## Exercise description
Report how many lines hold the word "need"; answer with the number alone.

## Exercise input
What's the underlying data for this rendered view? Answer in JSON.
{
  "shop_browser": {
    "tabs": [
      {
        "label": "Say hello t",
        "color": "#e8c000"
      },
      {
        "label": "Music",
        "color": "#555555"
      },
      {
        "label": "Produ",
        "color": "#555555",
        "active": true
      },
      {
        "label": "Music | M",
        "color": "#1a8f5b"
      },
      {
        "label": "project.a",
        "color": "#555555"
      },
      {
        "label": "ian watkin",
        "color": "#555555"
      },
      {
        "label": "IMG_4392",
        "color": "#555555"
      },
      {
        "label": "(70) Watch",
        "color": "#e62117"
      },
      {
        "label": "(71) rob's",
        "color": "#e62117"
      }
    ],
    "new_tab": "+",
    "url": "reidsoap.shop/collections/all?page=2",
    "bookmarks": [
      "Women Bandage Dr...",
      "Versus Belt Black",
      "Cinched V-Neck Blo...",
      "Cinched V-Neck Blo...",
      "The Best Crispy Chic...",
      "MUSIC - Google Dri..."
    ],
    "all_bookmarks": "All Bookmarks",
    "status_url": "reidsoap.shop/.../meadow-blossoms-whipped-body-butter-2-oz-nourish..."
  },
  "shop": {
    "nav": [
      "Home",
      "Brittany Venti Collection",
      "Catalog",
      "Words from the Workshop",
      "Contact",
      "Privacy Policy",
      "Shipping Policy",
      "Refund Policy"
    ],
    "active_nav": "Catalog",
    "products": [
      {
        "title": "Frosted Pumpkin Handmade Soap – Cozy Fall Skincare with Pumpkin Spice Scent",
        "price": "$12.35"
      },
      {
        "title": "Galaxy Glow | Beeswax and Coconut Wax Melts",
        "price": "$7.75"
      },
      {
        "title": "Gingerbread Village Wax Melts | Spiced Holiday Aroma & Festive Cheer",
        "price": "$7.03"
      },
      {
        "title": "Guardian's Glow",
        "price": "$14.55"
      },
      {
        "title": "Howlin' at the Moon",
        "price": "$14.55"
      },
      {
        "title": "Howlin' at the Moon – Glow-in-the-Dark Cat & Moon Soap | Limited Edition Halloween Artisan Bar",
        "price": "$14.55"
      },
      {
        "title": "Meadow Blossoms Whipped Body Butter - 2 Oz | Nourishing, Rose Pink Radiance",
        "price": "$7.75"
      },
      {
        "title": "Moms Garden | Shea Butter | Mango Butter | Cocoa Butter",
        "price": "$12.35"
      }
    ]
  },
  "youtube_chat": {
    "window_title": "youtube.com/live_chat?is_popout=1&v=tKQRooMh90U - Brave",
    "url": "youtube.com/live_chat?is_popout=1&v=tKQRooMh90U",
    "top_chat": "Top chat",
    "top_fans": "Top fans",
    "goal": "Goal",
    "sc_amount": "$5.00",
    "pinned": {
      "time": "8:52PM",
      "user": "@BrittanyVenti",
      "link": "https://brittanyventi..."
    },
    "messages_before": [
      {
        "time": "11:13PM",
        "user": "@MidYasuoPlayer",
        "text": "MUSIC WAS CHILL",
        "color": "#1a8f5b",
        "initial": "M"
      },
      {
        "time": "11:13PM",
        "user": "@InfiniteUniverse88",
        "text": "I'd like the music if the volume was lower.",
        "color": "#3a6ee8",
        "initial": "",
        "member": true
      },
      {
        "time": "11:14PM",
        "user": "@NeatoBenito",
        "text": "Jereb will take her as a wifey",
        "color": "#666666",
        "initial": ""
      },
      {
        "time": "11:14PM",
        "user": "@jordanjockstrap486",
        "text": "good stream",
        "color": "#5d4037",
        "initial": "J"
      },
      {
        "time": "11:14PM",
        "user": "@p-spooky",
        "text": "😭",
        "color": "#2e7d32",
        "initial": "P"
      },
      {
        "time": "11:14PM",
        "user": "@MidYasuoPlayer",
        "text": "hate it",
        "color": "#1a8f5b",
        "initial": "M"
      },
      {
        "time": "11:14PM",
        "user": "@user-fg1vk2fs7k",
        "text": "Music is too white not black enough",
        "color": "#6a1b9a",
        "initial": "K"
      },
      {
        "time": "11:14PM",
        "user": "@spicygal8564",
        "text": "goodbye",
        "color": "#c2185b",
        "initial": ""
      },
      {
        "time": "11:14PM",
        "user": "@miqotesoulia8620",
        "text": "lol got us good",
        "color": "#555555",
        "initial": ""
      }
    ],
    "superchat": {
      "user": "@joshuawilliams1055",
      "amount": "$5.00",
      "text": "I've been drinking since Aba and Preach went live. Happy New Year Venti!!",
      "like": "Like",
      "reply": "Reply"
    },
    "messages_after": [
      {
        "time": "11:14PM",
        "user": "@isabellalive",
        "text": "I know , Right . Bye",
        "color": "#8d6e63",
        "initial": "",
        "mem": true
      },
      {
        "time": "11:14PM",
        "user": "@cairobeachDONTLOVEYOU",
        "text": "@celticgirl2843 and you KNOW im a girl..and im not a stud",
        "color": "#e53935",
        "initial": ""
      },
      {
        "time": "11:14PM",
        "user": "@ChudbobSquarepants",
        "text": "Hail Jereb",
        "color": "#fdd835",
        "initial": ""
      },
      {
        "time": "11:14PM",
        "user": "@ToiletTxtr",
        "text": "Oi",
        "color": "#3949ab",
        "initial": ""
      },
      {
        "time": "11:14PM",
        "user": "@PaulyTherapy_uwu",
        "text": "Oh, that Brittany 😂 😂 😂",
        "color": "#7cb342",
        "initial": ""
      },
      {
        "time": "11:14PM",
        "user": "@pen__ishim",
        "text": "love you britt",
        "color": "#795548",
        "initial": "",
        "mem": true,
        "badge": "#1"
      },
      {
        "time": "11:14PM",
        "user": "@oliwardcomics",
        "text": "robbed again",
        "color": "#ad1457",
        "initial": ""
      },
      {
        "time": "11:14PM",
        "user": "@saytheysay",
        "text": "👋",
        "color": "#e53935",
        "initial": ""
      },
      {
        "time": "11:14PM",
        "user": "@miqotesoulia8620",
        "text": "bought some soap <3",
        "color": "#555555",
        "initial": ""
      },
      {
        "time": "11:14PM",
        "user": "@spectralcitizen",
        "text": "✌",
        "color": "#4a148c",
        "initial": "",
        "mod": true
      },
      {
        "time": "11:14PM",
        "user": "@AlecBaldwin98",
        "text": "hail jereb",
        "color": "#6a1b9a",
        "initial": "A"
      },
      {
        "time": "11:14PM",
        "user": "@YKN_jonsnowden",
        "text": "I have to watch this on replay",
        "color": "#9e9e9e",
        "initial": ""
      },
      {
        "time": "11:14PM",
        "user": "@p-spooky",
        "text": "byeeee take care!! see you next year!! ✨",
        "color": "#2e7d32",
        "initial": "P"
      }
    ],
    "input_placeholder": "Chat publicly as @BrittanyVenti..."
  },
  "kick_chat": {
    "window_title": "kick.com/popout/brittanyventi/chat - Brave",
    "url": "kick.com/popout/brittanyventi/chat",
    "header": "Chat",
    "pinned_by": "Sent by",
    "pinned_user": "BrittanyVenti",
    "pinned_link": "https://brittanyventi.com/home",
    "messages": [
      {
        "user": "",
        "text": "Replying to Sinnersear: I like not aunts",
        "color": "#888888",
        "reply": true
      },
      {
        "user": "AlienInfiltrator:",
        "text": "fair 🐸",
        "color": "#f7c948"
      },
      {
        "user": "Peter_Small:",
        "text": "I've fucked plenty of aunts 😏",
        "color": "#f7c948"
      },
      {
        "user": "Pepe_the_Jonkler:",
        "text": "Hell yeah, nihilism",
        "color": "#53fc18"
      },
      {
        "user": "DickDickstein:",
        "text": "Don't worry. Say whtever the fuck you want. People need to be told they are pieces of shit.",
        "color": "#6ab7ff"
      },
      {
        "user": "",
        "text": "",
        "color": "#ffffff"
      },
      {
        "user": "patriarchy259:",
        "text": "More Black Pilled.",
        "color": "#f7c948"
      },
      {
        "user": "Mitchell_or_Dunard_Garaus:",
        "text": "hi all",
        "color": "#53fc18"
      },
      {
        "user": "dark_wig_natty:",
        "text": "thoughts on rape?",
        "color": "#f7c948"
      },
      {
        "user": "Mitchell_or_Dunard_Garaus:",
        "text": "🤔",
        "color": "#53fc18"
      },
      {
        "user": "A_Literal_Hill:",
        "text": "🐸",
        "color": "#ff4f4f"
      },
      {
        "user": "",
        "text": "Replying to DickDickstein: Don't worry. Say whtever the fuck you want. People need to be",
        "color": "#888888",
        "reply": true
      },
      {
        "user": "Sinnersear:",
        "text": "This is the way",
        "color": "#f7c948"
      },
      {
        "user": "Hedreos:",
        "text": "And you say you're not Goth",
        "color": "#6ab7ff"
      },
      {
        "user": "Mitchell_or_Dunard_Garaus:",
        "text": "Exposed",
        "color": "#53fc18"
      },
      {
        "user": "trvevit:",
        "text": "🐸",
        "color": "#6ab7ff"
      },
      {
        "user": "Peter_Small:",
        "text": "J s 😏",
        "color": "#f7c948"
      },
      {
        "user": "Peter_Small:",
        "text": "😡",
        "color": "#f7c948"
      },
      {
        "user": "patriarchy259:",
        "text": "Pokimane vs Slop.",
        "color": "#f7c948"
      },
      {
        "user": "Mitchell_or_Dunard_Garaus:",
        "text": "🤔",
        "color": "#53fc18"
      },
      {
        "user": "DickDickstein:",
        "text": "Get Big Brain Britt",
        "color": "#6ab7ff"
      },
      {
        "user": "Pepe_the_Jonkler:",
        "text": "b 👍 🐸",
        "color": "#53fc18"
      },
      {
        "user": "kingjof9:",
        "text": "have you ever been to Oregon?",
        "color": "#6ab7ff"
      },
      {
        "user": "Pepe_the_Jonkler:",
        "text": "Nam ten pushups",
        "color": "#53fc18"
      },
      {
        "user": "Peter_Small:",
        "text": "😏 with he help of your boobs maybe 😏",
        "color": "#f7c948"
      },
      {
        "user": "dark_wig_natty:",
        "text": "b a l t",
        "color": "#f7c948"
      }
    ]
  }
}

## Solution
2